AIM: Copy all the entries word for word, but omit the pictures.

## begin EXTRACTED DATA

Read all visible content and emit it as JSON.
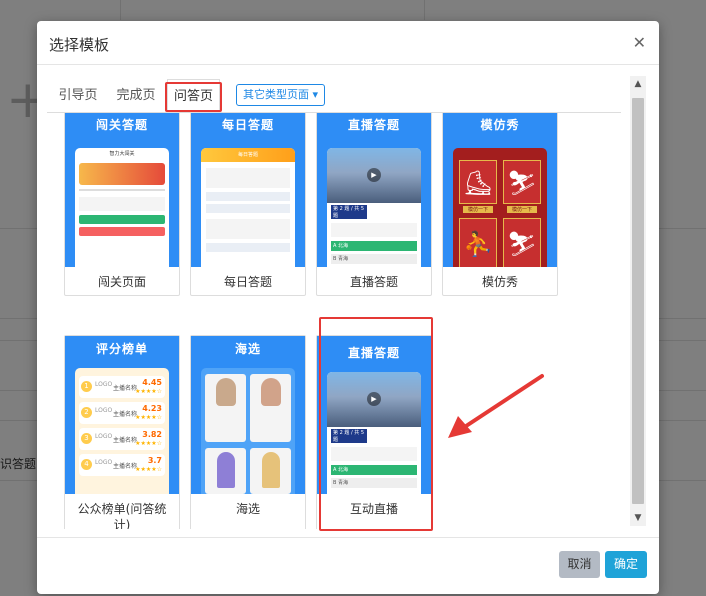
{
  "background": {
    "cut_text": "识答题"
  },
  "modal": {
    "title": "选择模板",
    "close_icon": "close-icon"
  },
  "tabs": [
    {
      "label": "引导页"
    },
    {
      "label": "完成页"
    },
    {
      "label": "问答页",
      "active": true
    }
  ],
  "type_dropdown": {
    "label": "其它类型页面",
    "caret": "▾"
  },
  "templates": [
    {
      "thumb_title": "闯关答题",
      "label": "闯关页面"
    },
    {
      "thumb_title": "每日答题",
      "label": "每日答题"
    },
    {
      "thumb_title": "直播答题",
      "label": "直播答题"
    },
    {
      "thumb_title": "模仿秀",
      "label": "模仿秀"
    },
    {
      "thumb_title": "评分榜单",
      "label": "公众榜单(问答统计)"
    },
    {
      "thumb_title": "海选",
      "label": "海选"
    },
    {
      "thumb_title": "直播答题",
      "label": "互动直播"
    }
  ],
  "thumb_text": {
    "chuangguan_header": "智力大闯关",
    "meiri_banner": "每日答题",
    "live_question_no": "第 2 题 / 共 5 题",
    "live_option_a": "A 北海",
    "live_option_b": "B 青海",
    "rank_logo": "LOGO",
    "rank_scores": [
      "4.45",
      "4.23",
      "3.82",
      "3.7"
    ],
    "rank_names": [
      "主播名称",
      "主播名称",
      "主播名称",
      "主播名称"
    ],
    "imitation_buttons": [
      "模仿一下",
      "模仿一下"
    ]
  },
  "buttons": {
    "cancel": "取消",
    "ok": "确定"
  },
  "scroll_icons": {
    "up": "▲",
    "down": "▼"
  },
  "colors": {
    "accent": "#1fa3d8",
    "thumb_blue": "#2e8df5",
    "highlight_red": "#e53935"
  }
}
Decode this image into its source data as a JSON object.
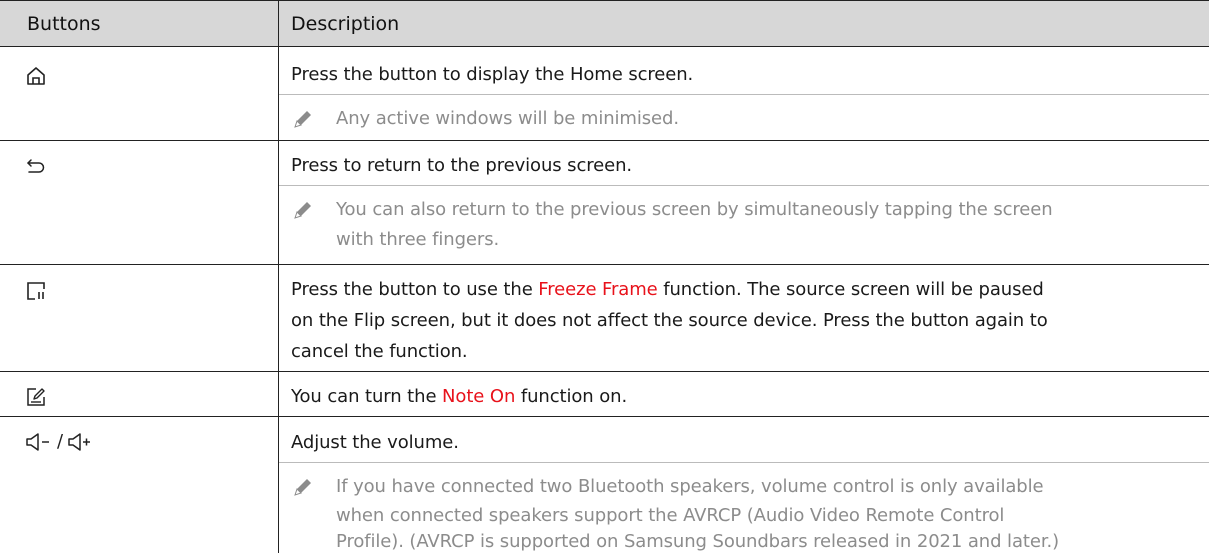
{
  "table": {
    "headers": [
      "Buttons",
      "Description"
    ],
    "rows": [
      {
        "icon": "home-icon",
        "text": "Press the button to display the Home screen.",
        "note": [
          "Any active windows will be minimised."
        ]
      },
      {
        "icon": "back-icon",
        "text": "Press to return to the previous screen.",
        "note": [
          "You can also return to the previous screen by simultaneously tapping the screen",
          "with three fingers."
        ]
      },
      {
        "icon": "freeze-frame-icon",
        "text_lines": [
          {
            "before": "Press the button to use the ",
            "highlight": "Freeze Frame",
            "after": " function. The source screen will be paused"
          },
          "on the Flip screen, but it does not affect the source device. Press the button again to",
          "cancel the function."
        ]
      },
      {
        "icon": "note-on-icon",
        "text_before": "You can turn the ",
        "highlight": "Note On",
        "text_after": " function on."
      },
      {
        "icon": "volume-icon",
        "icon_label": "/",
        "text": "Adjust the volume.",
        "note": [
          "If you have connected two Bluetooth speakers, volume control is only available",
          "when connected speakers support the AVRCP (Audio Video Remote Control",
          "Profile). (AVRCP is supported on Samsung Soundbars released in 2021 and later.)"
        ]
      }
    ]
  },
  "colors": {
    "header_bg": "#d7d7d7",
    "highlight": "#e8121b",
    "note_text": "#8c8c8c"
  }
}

## end EXTRACTED DATA

ANSWER TO THIS PROBLEM:
Read all visible content and emit it as JSON.
{
  "background": {
    "cut_text": "识答题"
  },
  "modal": {
    "title": "选择模板",
    "close_icon": "close-icon"
  },
  "tabs": [
    {
      "label": "引导页"
    },
    {
      "label": "完成页"
    },
    {
      "label": "问答页",
      "active": true
    }
  ],
  "type_dropdown": {
    "label": "其它类型页面",
    "caret": "▾"
  },
  "templates": [
    {
      "thumb_title": "闯关答题",
      "label": "闯关页面"
    },
    {
      "thumb_title": "每日答题",
      "label": "每日答题"
    },
    {
      "thumb_title": "直播答题",
      "label": "直播答题"
    },
    {
      "thumb_title": "模仿秀",
      "label": "模仿秀"
    },
    {
      "thumb_title": "评分榜单",
      "label": "公众榜单(问答统计)"
    },
    {
      "thumb_title": "海选",
      "label": "海选"
    },
    {
      "thumb_title": "直播答题",
      "label": "互动直播"
    }
  ],
  "thumb_text": {
    "chuangguan_header": "智力大闯关",
    "meiri_banner": "每日答题",
    "live_question_no": "第 2 题 / 共 5 题",
    "live_option_a": "A 北海",
    "live_option_b": "B 青海",
    "rank_logo": "LOGO",
    "rank_scores": [
      "4.45",
      "4.23",
      "3.82",
      "3.7"
    ],
    "rank_names": [
      "主播名称",
      "主播名称",
      "主播名称",
      "主播名称"
    ],
    "imitation_buttons": [
      "模仿一下",
      "模仿一下"
    ]
  },
  "buttons": {
    "cancel": "取消",
    "ok": "确定"
  },
  "scroll_icons": {
    "up": "▲",
    "down": "▼"
  },
  "colors": {
    "accent": "#1fa3d8",
    "thumb_blue": "#2e8df5",
    "highlight_red": "#e53935"
  }
}
Decode this image into its source data as a JSON object.
{
  "table": {
    "headers": [
      "Buttons",
      "Description"
    ],
    "rows": [
      {
        "icon": "home-icon",
        "text": "Press the button to display the Home screen.",
        "note": [
          "Any active windows will be minimised."
        ]
      },
      {
        "icon": "back-icon",
        "text": "Press to return to the previous screen.",
        "note": [
          "You can also return to the previous screen by simultaneously tapping the screen",
          "with three fingers."
        ]
      },
      {
        "icon": "freeze-frame-icon",
        "text_lines": [
          {
            "before": "Press the button to use the ",
            "highlight": "Freeze Frame",
            "after": " function. The source screen will be paused"
          },
          "on the Flip screen, but it does not affect the source device. Press the button again to",
          "cancel the function."
        ]
      },
      {
        "icon": "note-on-icon",
        "text_before": "You can turn the ",
        "highlight": "Note On",
        "text_after": " function on."
      },
      {
        "icon": "volume-icon",
        "icon_label": "/",
        "text": "Adjust the volume.",
        "note": [
          "If you have connected two Bluetooth speakers, volume control is only available",
          "when connected speakers support the AVRCP (Audio Video Remote Control",
          "Profile). (AVRCP is supported on Samsung Soundbars released in 2021 and later.)"
        ]
      }
    ]
  },
  "colors": {
    "header_bg": "#d7d7d7",
    "highlight": "#e8121b",
    "note_text": "#8c8c8c"
  }
}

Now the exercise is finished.